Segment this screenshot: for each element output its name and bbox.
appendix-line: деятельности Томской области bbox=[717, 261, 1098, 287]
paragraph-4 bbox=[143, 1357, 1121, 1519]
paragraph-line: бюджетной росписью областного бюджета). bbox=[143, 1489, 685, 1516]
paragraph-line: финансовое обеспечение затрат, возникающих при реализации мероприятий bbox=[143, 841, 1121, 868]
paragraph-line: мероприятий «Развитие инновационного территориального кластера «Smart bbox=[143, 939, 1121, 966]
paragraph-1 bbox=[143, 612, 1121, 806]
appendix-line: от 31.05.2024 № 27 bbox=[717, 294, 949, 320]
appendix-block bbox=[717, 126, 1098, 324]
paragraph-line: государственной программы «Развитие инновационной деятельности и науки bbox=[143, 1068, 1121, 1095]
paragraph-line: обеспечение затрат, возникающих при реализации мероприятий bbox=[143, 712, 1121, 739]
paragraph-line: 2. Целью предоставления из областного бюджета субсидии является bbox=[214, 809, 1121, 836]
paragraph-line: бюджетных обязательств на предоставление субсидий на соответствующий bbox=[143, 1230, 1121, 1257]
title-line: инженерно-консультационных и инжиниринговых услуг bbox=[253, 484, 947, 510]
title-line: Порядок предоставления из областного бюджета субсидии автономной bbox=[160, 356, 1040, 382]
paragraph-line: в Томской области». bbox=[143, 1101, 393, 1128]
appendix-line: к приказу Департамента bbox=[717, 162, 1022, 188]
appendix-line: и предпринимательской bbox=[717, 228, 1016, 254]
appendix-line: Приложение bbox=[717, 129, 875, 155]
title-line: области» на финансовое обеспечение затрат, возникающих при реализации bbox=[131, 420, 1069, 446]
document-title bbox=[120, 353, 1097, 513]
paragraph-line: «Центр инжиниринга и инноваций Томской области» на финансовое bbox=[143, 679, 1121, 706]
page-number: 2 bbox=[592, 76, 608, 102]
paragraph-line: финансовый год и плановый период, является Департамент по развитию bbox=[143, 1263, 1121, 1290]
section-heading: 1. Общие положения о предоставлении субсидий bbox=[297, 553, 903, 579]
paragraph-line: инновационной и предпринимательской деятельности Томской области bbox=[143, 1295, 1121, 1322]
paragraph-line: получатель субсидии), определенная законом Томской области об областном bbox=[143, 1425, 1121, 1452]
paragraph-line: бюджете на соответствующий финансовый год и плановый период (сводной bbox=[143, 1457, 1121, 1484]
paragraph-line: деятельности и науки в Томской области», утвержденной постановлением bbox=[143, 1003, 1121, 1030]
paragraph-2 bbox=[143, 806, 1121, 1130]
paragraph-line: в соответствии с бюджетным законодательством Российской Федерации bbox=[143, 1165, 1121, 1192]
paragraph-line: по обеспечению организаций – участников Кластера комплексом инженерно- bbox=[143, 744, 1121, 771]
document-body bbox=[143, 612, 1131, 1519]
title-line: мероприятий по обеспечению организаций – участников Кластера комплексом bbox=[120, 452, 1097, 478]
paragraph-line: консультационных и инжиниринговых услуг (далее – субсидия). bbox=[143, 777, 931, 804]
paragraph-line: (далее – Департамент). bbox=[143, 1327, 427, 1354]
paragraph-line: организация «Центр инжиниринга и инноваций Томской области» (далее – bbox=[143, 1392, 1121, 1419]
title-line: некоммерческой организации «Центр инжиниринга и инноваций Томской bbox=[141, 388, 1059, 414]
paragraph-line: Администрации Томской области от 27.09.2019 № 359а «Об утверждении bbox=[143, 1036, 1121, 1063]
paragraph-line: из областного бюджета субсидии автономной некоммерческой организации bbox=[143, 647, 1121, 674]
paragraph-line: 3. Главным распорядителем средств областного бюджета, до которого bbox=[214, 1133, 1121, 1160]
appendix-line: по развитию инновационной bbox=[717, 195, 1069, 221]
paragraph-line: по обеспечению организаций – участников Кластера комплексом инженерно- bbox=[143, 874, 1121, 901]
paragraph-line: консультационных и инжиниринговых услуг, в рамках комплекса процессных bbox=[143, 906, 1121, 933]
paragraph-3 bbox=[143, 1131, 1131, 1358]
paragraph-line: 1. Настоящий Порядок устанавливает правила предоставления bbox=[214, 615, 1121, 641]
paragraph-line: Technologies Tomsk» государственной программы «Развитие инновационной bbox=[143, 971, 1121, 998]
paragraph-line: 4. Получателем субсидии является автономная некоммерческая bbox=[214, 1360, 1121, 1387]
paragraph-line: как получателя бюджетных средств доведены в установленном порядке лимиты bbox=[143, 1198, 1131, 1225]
· · ·
▶ [EXERCISE INSTRUCTIONS]
Rewrite all the records above, changing each "appendix-line" to "annex-line" and leaving every other character as it is.

▶ [OUTPUT]
Segment this screenshot: for each element output its name and bbox.
annex-line: деятельности Томской области bbox=[717, 261, 1098, 287]
paragraph-4 bbox=[143, 1357, 1121, 1519]
paragraph-line: бюджетной росписью областного бюджета). bbox=[143, 1489, 685, 1516]
paragraph-line: финансовое обеспечение затрат, возникающих при реализации мероприятий bbox=[143, 841, 1121, 868]
paragraph-line: мероприятий «Развитие инновационного территориального кластера «Smart bbox=[143, 939, 1121, 966]
paragraph-1 bbox=[143, 612, 1121, 806]
annex-line: от 31.05.2024 № 27 bbox=[717, 294, 949, 320]
appendix-block bbox=[717, 126, 1098, 324]
paragraph-line: государственной программы «Развитие инновационной деятельности и науки bbox=[143, 1068, 1121, 1095]
paragraph-line: обеспечение затрат, возникающих при реализации мероприятий bbox=[143, 712, 1121, 739]
paragraph-line: 2. Целью предоставления из областного бюджета субсидии является bbox=[214, 809, 1121, 836]
paragraph-line: бюджетных обязательств на предоставление субсидий на соответствующий bbox=[143, 1230, 1121, 1257]
title-line: инженерно-консультационных и инжиниринговых услуг bbox=[253, 484, 947, 510]
title-line: Порядок предоставления из областного бюджета субсидии автономной bbox=[160, 356, 1040, 382]
paragraph-line: в Томской области». bbox=[143, 1101, 393, 1128]
annex-line: к приказу Департамента bbox=[717, 162, 1022, 188]
annex-line: и предпринимательской bbox=[717, 228, 1016, 254]
annex-line: Приложение bbox=[717, 129, 875, 155]
title-line: области» на финансовое обеспечение затрат, возникающих при реализации bbox=[131, 420, 1069, 446]
document-title bbox=[120, 353, 1097, 513]
paragraph-line: «Центр инжиниринга и инноваций Томской области» на финансовое bbox=[143, 679, 1121, 706]
page-number: 2 bbox=[592, 76, 608, 102]
paragraph-line: финансовый год и плановый период, является Департамент по развитию bbox=[143, 1263, 1121, 1290]
section-heading: 1. Общие положения о предоставлении субсидий bbox=[297, 553, 903, 579]
paragraph-line: инновационной и предпринимательской деятельности Томской области bbox=[143, 1295, 1121, 1322]
paragraph-line: получатель субсидии), определенная законом Томской области об областном bbox=[143, 1425, 1121, 1452]
paragraph-line: бюджете на соответствующий финансовый год и плановый период (сводной bbox=[143, 1457, 1121, 1484]
paragraph-line: деятельности и науки в Томской области», утвержденной постановлением bbox=[143, 1003, 1121, 1030]
paragraph-2 bbox=[143, 806, 1121, 1130]
paragraph-line: в соответствии с бюджетным законодательством Российской Федерации bbox=[143, 1165, 1121, 1192]
paragraph-line: по обеспечению организаций – участников Кластера комплексом инженерно- bbox=[143, 744, 1121, 771]
document-body bbox=[143, 612, 1131, 1519]
title-line: мероприятий по обеспечению организаций – участников Кластера комплексом bbox=[120, 452, 1097, 478]
paragraph-line: консультационных и инжиниринговых услуг (далее – субсидия). bbox=[143, 777, 931, 804]
paragraph-line: (далее – Департамент). bbox=[143, 1327, 427, 1354]
paragraph-line: организация «Центр инжиниринга и инноваций Томской области» (далее – bbox=[143, 1392, 1121, 1419]
title-line: некоммерческой организации «Центр инжиниринга и инноваций Томской bbox=[141, 388, 1059, 414]
paragraph-line: Администрации Томской области от 27.09.2019 № 359а «Об утверждении bbox=[143, 1036, 1121, 1063]
paragraph-line: из областного бюджета субсидии автономной некоммерческой организации bbox=[143, 647, 1121, 674]
paragraph-line: 3. Главным распорядителем средств областного бюджета, до которого bbox=[214, 1133, 1121, 1160]
annex-line: по развитию инновационной bbox=[717, 195, 1069, 221]
paragraph-line: по обеспечению организаций – участников Кластера комплексом инженерно- bbox=[143, 874, 1121, 901]
paragraph-line: консультационных и инжиниринговых услуг, в рамках комплекса процессных bbox=[143, 906, 1121, 933]
paragraph-3 bbox=[143, 1131, 1131, 1358]
paragraph-line: 1. Настоящий Порядок устанавливает правила предоставления bbox=[214, 615, 1121, 641]
paragraph-line: Technologies Tomsk» государственной программы «Развитие инновационной bbox=[143, 971, 1121, 998]
paragraph-line: 4. Получателем субсидии является автономная некоммерческая bbox=[214, 1360, 1121, 1387]
paragraph-line: как получателя бюджетных средств доведены в установленном порядке лимиты bbox=[143, 1198, 1131, 1225]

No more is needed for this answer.